# SHORT PROBLEM
Reproduce the data that follows in its entirety, character for character.

[Data extracted from a collection]
════════
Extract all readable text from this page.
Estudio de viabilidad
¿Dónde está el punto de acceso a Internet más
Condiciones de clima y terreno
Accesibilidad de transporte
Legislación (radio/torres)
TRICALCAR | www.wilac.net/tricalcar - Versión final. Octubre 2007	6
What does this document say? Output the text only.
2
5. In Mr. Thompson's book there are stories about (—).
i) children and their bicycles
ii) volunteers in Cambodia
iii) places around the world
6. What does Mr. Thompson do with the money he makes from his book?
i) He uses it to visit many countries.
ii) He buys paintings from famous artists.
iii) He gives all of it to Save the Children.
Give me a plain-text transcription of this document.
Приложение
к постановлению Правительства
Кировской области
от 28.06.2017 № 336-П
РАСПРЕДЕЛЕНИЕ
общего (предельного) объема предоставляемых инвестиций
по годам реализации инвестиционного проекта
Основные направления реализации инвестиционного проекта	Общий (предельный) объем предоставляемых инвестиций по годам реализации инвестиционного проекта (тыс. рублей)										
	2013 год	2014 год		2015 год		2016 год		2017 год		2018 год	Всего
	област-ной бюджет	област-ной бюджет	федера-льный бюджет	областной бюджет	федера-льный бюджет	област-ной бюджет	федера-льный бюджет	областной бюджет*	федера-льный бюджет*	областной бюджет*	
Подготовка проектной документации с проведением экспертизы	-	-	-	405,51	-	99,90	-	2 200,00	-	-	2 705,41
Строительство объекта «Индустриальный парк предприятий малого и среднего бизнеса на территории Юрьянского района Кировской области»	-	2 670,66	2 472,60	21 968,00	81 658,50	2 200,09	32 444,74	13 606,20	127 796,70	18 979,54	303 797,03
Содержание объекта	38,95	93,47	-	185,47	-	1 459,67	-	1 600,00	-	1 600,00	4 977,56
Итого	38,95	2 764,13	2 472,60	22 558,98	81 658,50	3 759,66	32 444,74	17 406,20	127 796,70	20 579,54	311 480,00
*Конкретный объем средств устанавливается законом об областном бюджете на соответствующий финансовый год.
════════
# EXERCISE OUTPUT
Extract all readable text from this page.
Estudio de viabilidad
¿Dónde está el punto de acceso a Internet más
Condiciones de clima y terreno
Accesibilidad de transporte
Legislación (radio/torres)
TRICALCAR | www.wilac.net/tricalcar - Versión final. Octubre 2007	6
What does this document say? Output the text only.
2
5. In Mr. Thompson's book there are stories about (—).
i) children and their bicycles
ii) volunteers in Cambodia
iii) places around the world
6. What does Mr. Thompson do with the money he makes from his book?
i) He uses it to visit many countries.
ii) He buys paintings from famous artists.
iii) He gives all of it to Save the Children.
Give me a plain-text transcription of this document.
Приложение
к постановлению Правительства
Кировской области
от 28.06.2017 № 336-П
РАСПРЕДЕЛЕНИЕ
общего (предельного) объема предоставляемых инвестиций
по годам реализации инвестиционного проекта
Основные направления реализации инвестиционного проекта	Общий (предельный) объем предоставляемых инвестиций по годам реализации инвестиционного проекта (тыс. рублей)										
	2013 год	2014 год		2015 год		2016 год		2017 год		2018 год	Всего
	област-ной бюджет	област-ной бюджет	федера-льный бюджет	областной бюджет	федера-льный бюджет	област-ной бюджет	федера-льный бюджет	областной бюджет*	федера-льный бюджет*	областной бюджет*	
Подготовка проектной документации с проведением экспертизы	-	-	-	405,51	-	99,90	-	2 200,00	-	-	2 705,41
Строительство объекта «Индустриальный парк предприятий малого и среднего бизнеса на территории Юрьянского района Кировской области»	-	2 670,66	2 472,60	21 968,00	81 658,50	2 200,09	32 444,74	13 606,20	127 796,70	18 979,54	303 797,03
Содержание объекта	38,95	93,47	-	185,47	-	1 459,67	-	1 600,00	-	1 600,00	4 977,56
Итого	38,95	2 764,13	2 472,60	22 558,98	81 658,50	3 759,66	32 444,74	17 406,20	127 796,70	20 579,54	311 480,00
*Конкретный объем средств устанавливается законом об областном бюджете на соответствующий финансовый год.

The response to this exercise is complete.